- **EXERCISE**
Comb through the entries for "наук" and pull out each line that holds it.
··· INFORMATION SHOWN ···
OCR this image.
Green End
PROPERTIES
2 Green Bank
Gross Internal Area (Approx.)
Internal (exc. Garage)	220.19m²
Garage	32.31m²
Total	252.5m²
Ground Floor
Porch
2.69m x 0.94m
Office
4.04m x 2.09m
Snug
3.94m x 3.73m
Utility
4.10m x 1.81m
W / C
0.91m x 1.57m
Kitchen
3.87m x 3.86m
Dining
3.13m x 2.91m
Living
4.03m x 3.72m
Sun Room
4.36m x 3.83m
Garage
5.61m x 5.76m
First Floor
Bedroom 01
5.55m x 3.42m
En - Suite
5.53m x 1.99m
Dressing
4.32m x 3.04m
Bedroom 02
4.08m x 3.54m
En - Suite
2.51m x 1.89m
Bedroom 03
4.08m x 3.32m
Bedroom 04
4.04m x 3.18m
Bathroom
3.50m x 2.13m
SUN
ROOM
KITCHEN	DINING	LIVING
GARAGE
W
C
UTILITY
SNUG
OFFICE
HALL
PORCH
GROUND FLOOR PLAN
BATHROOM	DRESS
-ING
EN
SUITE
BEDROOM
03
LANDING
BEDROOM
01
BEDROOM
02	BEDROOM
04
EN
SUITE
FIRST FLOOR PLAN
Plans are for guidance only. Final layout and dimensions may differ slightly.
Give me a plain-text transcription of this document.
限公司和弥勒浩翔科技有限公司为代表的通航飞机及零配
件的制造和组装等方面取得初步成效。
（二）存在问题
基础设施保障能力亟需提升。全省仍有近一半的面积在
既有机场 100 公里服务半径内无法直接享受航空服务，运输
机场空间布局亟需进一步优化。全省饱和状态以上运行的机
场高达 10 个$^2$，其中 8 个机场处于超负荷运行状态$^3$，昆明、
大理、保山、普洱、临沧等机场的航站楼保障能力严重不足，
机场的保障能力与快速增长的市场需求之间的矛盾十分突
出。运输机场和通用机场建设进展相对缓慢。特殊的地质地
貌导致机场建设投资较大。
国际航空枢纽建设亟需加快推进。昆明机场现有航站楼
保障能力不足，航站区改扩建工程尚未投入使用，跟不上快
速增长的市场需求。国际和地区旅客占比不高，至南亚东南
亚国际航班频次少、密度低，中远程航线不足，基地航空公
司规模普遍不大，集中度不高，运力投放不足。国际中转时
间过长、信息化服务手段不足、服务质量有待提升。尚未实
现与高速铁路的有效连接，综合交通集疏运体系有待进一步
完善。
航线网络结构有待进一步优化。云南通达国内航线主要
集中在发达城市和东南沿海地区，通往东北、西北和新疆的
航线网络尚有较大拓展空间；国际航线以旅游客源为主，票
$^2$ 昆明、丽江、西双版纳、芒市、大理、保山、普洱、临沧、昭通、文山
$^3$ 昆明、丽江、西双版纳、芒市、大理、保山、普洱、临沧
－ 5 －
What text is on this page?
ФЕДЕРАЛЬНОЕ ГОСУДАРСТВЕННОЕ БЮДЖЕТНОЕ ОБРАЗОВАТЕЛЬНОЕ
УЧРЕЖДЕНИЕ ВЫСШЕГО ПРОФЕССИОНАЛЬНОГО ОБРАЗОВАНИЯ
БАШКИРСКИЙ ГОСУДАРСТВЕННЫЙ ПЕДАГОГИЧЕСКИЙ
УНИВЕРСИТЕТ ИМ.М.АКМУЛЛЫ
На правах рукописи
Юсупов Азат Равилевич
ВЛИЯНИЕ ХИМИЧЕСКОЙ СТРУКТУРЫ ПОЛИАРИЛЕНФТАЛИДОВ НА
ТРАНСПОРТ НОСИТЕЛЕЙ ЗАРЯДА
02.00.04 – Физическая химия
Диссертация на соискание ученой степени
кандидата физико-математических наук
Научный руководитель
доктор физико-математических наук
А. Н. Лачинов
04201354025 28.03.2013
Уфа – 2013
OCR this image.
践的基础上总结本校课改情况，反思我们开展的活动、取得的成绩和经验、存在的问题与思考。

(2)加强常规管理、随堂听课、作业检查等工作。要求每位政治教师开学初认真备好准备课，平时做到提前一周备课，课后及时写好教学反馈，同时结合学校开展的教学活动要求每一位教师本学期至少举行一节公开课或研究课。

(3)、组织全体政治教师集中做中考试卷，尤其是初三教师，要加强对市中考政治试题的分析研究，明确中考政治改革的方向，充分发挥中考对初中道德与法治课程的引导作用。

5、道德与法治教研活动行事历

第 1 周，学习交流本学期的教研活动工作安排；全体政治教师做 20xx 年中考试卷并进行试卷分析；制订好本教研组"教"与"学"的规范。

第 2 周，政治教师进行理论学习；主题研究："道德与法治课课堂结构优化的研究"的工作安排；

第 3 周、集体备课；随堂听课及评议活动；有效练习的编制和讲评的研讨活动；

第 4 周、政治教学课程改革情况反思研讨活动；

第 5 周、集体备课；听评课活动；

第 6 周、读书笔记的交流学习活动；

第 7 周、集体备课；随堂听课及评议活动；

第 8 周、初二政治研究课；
···
- **CORRECT OUTPUT**
кандидата физико-математических наук
доктор физико-математических наук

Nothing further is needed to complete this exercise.